• **Exercise description**: From the listing below, pull out all lines with "mécanique" in them.

• **Entries**:
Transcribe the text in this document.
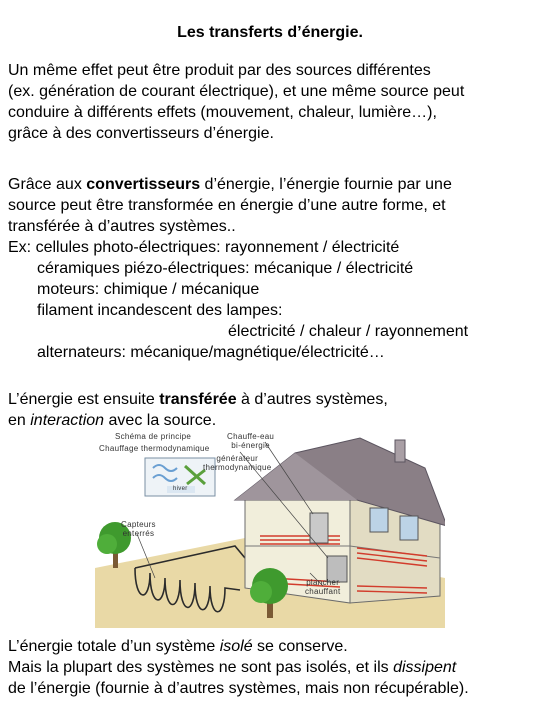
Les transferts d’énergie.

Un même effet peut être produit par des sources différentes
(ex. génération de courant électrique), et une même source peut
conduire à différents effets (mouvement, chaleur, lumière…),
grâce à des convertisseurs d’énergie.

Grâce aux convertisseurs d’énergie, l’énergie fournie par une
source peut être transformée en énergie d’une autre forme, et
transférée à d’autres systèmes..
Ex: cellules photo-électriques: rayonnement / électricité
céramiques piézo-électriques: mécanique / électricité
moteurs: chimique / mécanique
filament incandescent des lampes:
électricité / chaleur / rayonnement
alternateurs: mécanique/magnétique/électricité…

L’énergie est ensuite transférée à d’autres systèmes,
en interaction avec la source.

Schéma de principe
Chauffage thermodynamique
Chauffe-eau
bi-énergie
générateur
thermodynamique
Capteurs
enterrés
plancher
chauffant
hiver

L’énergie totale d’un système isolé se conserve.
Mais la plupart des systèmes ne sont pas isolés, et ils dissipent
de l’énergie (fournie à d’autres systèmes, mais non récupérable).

• **Task solution**:
céramiques piézo-électriques: mécanique / électricité
moteurs: chimique / mécanique
alternateurs: mécanique/magnétique/électricité…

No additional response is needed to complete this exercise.